## [EXTRACTED TEXT]
=== Section Start ===

The paradigm of a "massively established physics theory that seems to be overthrown six times a month" is just a well justified PoV wrt the SM. But nobody refutes that serious questions remain to be unanswered by the SM. (See the wikipedia entry "Open questions in physics".)
Thus another PoV, namely "six times a month we find another crack in the SM", seems to be justified as well.
See, e.g., Subir Sarkar's paper "Astroparticle Physics, Cosmology and Dark Matter" at physics.ntua.gr/corfu2011/lectures.html on homogeneity (Slides 1).
hard2grep
Sep 20, 2011

Rank: 1 / 5 (1)
Who wants to be hung for burying the Standard Model? This is the "inverse square" of times that I have heard about nonuniform velocities in the northern hemisphere.I am hoping that this is not an effect caused by our orientation,orbital path, or other such relativistic predators. The expansion of the universe is scalar, not directional. Right now, I do not have the locations of the measured objects but this could just be inflation at an odd scale( while the universe is supposedly approximately equal over-all, it is by no means uniform at all scales.

=== Section End ===

## [WHAT TO WORK ON]
A: For each of the statements (i), (ii) and (iii), state whether it agrees with the comment thread on the Standard Model. Answer yes or no, and quote the deciding words of the thread exactly. (i) The first comment points to a paper by Subir Sarkar. (ii) The later comment asserts that the expansion of the universe is directional. (iii) The first comment holds that nobody disputes that serious questions remain unanswered by the SM.
B: Which Wikipedia entry does the comment thread on the Standard Model cite?
C: Reproduce the text of the comment thread on the Standard Model, starting with "See, e.g., Subir" and going on through "homogeneity (Slides 1).".
The listing is not required for any of these tasks.

## [RECORDS SUPPLIED]
=== Section Start ===

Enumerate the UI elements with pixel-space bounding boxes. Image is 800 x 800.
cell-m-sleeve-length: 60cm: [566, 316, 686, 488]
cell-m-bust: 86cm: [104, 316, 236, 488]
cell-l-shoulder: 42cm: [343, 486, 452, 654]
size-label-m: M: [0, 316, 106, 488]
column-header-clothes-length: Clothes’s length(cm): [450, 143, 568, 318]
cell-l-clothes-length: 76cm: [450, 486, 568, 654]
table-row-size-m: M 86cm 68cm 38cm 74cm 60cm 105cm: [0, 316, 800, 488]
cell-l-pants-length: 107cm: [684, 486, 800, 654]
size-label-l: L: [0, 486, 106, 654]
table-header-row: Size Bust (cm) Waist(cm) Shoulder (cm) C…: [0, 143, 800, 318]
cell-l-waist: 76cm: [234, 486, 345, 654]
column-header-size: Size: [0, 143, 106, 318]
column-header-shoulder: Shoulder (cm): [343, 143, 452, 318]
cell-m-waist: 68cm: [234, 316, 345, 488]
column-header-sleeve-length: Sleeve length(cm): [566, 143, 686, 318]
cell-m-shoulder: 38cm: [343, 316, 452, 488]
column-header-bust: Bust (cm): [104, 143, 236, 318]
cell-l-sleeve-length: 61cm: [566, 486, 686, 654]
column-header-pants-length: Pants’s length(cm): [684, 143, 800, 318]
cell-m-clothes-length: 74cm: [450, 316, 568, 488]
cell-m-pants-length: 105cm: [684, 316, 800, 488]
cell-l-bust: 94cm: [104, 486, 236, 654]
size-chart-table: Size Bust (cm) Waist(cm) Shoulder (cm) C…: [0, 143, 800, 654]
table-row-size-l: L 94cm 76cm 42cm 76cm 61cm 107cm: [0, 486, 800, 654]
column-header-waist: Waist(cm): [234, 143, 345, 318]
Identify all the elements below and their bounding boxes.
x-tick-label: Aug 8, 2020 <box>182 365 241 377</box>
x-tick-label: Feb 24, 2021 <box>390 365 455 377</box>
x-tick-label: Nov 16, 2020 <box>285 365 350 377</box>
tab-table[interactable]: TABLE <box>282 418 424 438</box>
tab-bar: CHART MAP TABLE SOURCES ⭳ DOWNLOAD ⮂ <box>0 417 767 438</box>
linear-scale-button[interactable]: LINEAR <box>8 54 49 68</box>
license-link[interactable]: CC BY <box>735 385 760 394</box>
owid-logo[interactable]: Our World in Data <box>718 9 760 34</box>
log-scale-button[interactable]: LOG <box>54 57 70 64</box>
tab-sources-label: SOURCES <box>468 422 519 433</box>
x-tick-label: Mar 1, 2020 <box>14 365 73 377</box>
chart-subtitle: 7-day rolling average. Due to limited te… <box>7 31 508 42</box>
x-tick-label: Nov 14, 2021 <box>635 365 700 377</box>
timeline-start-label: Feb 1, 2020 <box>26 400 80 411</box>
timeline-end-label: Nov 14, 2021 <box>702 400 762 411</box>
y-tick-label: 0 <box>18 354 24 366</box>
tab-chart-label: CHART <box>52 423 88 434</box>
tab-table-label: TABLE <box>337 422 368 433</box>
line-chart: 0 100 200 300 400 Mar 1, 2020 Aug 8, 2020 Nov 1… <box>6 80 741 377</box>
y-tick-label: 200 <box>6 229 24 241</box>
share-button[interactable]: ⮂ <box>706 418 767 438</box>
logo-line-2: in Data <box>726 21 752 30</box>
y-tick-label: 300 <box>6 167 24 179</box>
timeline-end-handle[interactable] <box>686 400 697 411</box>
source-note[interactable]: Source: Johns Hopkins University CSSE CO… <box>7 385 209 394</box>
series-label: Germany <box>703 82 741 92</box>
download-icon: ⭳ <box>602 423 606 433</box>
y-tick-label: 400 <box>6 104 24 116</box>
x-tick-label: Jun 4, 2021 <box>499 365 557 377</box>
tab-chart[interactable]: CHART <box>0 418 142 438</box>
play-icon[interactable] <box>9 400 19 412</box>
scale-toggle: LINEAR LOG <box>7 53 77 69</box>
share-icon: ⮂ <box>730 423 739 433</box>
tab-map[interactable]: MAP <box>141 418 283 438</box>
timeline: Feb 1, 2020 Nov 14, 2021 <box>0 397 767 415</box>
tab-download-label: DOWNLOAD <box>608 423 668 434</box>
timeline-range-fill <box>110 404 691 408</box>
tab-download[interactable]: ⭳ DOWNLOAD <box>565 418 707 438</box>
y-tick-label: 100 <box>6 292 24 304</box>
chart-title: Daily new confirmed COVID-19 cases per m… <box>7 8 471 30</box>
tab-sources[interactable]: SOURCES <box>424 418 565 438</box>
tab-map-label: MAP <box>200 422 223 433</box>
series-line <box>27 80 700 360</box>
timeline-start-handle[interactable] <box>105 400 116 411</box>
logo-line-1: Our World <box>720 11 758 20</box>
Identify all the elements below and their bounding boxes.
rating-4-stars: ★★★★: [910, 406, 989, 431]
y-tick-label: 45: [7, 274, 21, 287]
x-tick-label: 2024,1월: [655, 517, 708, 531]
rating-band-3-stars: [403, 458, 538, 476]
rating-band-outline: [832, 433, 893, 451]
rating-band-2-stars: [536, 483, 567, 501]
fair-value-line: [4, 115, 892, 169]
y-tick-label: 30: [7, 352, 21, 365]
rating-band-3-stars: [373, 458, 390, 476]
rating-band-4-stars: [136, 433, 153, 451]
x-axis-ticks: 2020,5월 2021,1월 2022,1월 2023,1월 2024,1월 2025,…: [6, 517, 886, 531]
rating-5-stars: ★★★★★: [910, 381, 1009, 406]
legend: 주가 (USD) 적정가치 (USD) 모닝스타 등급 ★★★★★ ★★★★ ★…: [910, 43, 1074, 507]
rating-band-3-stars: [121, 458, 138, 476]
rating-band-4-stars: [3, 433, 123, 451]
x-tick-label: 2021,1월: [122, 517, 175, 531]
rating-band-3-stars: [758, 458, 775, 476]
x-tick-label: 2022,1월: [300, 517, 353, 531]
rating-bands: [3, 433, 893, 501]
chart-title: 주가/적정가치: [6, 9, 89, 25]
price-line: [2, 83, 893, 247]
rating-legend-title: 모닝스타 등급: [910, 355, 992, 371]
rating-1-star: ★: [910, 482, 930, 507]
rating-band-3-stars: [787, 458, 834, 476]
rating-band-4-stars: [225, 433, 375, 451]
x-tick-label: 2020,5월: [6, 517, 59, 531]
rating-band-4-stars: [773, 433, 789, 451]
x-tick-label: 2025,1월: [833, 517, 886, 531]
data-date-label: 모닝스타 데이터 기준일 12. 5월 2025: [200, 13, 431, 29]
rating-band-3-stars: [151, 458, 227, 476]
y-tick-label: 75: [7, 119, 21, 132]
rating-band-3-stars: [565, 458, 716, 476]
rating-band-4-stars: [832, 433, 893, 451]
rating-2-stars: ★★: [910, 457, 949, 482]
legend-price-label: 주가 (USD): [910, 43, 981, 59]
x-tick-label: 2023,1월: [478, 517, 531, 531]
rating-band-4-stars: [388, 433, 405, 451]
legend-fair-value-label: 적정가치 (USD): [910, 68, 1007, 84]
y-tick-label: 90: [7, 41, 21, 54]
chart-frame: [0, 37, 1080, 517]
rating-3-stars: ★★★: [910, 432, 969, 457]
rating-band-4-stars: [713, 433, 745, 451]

=== Section End ===

## [RESULTS OF THE TASKS]
A:
(i) Yes: "See, e.g., Subir Sarkar's paper"
(ii) No: "The expansion of the universe is scalar, not directional."
(iii) Yes: "nobody refutes that serious questions remain to be unanswered by the SM"

B: "Open questions in physics"

C:
See, e.g., Subir Sarkar's paper "Astroparticle Physics, Cosmology and Dark Matter" at physics.ntua.gr/corfu2011/lectures.html on homogeneity (Slides 1).